### Selected passage
My Second OAF Story:

At the time of this writing, I am living in Virginia but working half the month at the NASA Dryden Flight Research Center in California.  It is Fall, the temperatures are getting colder and colder.  Winter is right around the corner.  So, with much haste I attempted to finish glassing the top and bottom skins on the second wing before being socked in with the cold, winter weather.  I hurriedly got the bottom glassed and cured, flipped the wing over, jigged in place, did the spar caps, glassed the top skins on, then said bye-bye to the wing for two weeks...and off the California I went, really happy to get the 2nd wing finished.
######
### Supplied information
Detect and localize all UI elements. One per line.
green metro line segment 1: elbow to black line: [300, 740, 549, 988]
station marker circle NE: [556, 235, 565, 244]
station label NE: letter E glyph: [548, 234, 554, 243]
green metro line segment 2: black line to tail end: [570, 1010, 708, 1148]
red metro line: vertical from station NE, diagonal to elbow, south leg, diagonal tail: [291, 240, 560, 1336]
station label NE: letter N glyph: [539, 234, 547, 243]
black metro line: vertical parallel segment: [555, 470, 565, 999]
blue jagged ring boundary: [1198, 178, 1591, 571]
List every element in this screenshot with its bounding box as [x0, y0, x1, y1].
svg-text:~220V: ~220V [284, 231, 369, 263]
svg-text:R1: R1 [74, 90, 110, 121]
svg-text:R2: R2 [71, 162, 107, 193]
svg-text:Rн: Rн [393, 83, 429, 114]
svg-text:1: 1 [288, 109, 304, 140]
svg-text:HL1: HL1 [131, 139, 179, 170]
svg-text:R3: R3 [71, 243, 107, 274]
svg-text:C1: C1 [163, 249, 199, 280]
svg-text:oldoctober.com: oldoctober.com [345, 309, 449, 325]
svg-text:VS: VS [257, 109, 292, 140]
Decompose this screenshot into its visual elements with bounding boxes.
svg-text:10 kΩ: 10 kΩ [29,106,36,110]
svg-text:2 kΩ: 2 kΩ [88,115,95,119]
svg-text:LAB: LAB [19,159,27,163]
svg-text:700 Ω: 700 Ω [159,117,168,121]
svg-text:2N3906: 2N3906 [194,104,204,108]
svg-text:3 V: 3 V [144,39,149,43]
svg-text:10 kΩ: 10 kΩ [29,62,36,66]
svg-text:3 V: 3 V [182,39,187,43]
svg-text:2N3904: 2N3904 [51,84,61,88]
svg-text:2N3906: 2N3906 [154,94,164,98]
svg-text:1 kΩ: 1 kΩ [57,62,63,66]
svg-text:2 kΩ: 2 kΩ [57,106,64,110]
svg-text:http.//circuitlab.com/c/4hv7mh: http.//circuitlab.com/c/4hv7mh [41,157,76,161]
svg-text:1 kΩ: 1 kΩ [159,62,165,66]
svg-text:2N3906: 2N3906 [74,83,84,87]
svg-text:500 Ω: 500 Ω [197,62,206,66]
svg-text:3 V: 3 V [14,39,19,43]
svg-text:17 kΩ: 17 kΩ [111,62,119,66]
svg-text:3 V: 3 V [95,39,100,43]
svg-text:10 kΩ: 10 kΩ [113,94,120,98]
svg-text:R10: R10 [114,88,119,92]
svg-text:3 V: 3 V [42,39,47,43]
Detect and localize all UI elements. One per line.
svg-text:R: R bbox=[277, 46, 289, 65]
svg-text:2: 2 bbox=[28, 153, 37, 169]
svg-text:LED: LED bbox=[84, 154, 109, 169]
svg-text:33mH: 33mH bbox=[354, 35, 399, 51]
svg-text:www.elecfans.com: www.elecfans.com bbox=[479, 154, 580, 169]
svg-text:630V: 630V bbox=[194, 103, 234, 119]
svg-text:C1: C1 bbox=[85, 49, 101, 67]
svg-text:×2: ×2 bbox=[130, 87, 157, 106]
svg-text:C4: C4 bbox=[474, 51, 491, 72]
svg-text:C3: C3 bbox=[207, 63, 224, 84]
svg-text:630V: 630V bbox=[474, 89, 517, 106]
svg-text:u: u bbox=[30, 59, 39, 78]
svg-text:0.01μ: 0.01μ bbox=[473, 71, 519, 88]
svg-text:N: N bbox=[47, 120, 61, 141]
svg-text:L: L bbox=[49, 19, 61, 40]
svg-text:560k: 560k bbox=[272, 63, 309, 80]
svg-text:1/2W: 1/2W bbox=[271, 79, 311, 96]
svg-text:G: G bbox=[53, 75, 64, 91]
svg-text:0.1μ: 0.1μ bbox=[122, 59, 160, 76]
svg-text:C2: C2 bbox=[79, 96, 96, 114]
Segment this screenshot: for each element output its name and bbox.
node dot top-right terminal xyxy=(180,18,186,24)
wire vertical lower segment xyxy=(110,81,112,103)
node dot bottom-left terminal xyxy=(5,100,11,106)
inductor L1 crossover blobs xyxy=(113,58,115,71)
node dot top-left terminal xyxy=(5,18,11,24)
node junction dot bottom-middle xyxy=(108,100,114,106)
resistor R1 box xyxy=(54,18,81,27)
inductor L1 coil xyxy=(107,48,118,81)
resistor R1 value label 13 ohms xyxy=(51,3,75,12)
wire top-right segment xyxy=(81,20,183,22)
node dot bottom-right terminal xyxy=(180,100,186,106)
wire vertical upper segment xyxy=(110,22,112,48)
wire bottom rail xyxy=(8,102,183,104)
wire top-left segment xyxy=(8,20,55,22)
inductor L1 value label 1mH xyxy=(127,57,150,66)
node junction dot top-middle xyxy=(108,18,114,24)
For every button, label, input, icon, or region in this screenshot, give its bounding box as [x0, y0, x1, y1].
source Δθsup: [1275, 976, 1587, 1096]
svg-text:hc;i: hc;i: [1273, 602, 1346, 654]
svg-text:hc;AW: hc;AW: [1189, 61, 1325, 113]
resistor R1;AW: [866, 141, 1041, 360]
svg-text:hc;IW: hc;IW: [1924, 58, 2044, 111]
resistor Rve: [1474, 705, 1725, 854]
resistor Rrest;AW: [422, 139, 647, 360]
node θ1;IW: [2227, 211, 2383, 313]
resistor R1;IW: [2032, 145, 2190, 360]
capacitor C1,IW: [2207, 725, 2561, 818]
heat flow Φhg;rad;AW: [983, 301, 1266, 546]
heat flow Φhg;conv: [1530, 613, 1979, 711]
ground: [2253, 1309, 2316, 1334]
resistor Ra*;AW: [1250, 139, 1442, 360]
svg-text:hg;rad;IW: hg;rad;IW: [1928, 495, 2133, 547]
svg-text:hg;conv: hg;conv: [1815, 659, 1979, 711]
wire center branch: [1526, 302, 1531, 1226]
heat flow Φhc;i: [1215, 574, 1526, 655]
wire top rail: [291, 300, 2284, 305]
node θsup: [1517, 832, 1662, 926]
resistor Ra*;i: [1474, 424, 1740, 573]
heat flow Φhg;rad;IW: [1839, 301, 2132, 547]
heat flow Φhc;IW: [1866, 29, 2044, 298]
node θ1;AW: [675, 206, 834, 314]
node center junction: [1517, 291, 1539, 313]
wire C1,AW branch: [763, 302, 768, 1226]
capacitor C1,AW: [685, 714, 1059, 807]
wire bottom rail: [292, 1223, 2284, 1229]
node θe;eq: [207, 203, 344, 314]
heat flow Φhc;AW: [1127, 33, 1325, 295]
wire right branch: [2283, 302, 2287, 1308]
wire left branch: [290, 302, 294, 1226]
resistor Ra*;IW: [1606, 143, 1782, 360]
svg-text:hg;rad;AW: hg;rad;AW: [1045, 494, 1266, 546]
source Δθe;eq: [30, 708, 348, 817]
######
### Tasks to perform
a) Pull out the records from their first line through the line containing "svg-text:3 V: 3 V [95,39,100,43]", both included, and copy those lines unchanged.
b) Continue the story about glassing the second wing from the point where it stops.

### Answers per task
a)
Detect and localize all UI elements. One per line.
green metro line segment 1: elbow to black line: [300, 740, 549, 988]
station marker circle NE: [556, 235, 565, 244]
station label NE: letter E glyph: [548, 234, 554, 243]
green metro line segment 2: black line to tail end: [570, 1010, 708, 1148]
red metro line: vertical from station NE, diagonal to elbow, south leg, diagonal tail: [291, 240, 560, 1336]
station label NE: letter N glyph: [539, 234, 547, 243]
black metro line: vertical parallel segment: [555, 470, 565, 999]
blue jagged ring boundary: [1198, 178, 1591, 571]
List every element in this screenshot with its bounding box as [x0, y0, x1, y1].
svg-text:~220V: ~220V [284, 231, 369, 263]
svg-text:R1: R1 [74, 90, 110, 121]
svg-text:R2: R2 [71, 162, 107, 193]
svg-text:Rн: Rн [393, 83, 429, 114]
svg-text:1: 1 [288, 109, 304, 140]
svg-text:HL1: HL1 [131, 139, 179, 170]
svg-text:R3: R3 [71, 243, 107, 274]
svg-text:C1: C1 [163, 249, 199, 280]
svg-text:oldoctober.com: oldoctober.com [345, 309, 449, 325]
svg-text:VS: VS [257, 109, 292, 140]
Decompose this screenshot into its visual elements with bounding boxes.
svg-text:10 kΩ: 10 kΩ [29,106,36,110]
svg-text:2 kΩ: 2 kΩ [88,115,95,119]
svg-text:LAB: LAB [19,159,27,163]
svg-text:700 Ω: 700 Ω [159,117,168,121]
svg-text:2N3906: 2N3906 [194,104,204,108]
svg-text:3 V: 3 V [144,39,149,43]
svg-text:10 kΩ: 10 kΩ [29,62,36,66]
svg-text:3 V: 3 V [182,39,187,43]
svg-text:2N3904: 2N3904 [51,84,61,88]
svg-text:2N3906: 2N3906 [154,94,164,98]
svg-text:1 kΩ: 1 kΩ [57,62,63,66]
svg-text:2 kΩ: 2 kΩ [57,106,64,110]
svg-text:http.//circuitlab.com/c/4hv7mh: http.//circuitlab.com/c/4hv7mh [41,157,76,161]
svg-text:1 kΩ: 1 kΩ [159,62,165,66]
svg-text:2N3906: 2N3906 [74,83,84,87]
svg-text:500 Ω: 500 Ω [197,62,206,66]
svg-text:3 V: 3 V [14,39,19,43]
svg-text:17 kΩ: 17 kΩ [111,62,119,66]
svg-text:3 V: 3 V [95,39,100,43]

b)
Upon my return, happiness turned to heartbreak when upon further examination, I suddenly realized I had forgotten to remove the peel ply from the bottom leading edge.  My helper and I did a fabulous job of glassing the 3-UND top skins around the leading edge and overlapping onto the bottom skin.  We never saw the peel ply.  Ugggg!  So at 8AM on a Saturday morning, Nat got a call.  After consulting with Nat, I settle on a repair -- make a cut through the top skins tangential to the leading edge just above the peel-ply and bottom skins, remove the overlap and peel ply, then reglass with 2 strips UND cut on a 50-degree bias criss-crossed to one another, overlapping two inches onto the top and bottom skins.  Worked great.  That's the beauty of composites -- everything is repairable.

That leaves me with several suggestions about peel ply.  #1, never leave peel ply in place.  Peel it off the very first chance you get lest you forget to peel it off and glass over it.  #2, leave a little extra hanging off the glassed surface as a reminder it's there.  I normally do this except the end got scissor-trimmed off with the rest of the excess cloth.  #3, some people use blue peel ply to better recognize its presence.  The white peel ply goes translucent and is sometimes difficult to spot.  #4, if you use the white peel ply, a couple of well-marked "X's" on the peel ply will ensure you see it and remove it.